▶ _PASSAGE TO READ_
His father, also called John, was born in Lisnagunogue (pronounced Lis-na-gun-yug) between Bushmills and Ballintoy. He was a quarry worker, and left Ulster for Scotland (described as 'the land of his forefathers' in his son's biography). He settled near Houston in Renfrewshire and married Katie McTaggart. A neighbour once said to John Jr. 'Yer faither's the best man o' oor sort I ever kent; but, Johnnie, he has just yae faut. He's far ower ootspoken for a puir man.' No wonder his son became a famous preacher.

Here is a short timeline of his life:

1854: Born in Houston in Renfrewshire.
1866: Family moved to Inverkip
1869: Began working at the local railway
Was promoted and moved to Edinburgh, joined the YMCA. Began to study for the ministry
1886: ordination, became a minister of McCrie-Roxburgh Free Church in a poor district of Edinburgh. Crowds in the church grew so big that he had to hire a circus tent with 3000 seats.
1889: became minister at Regent Square Presbyterian Church, London.
December 1891: McNeill's wife (Susan Spiers Scott) died just 3 weeks after giving birth to their 4th child; he resigned from the church to become a travelling evangelist
January 1892: preached with D.L. Moody in Aberdeen. Moody's assessment of McNeill was that "He is the greatest preacher in the world."
1893: Preached at the World's Fair in Chicago (as assistant to Moody).
1894 - 1908: McNeill spent many years as a travelling evangelist preaching at many US churches inc Fifth Avenue Presbyterian Church (where Armagh-born Rev Dr John Hall was minister. Hall was a leading figure in the founding of the Scotch-Irish Society of the USA) and Central Presbyterian Church, New York City, and as far away as Australia and New Zealand.
1908: Became pastor of Christ Church, Westminster Bridge Road, London
1910: Became minister of Free St George's Presbyterian Church, Liverpool
1912: Minister of Cooke's Church in Toronto
1914: Minister of Central Presbyterian Church, Denver, Colorado
1916: Takes up a wartime role with the YMCA, serving in France, Egypt and Malta
1919: Back to the USA to become minister of South Highlands Presbyterian Church, Birmingham, Alabama
1920: Fort Washington Presbyterian Church (Broadway & 174th St, New York City)

▶ _TASKS TO CARRY OUT_
A: From the passage on John McNeill, write out the part that opens with the words containing "His father, also" and closes with "a famous preacher.".
B: In the passage on John McNeill, where did his family move in 1866?
The material that follows this passage isn't required for anything here.

▶ _GIVEN DATA_
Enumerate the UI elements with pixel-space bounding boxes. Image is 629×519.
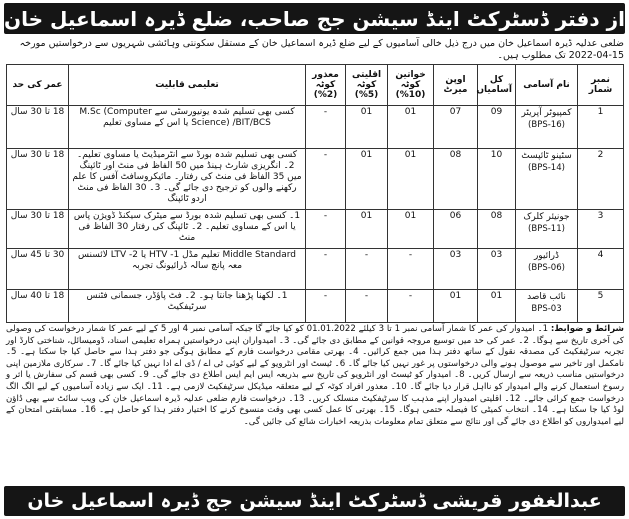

▶ _RESULTS OF THE TASKS_
A:
His father, also called John, was born in Lisnagunogue (pronounced Lis-na-gun-yug) between Bushmills and Ballintoy. He was a quarry worker, and left Ulster for Scotland (described as 'the land of his forefathers' in his son's biography). He settled near Houston in Renfrewshire and married Katie McTaggart. A neighbour once said to John Jr. 'Yer faither's the best man o' oor sort I ever kent; but, Johnnie, he has just yae faut. He's far ower ootspoken for a puir man.' No wonder his son became a famous preacher.

B: Inverkip.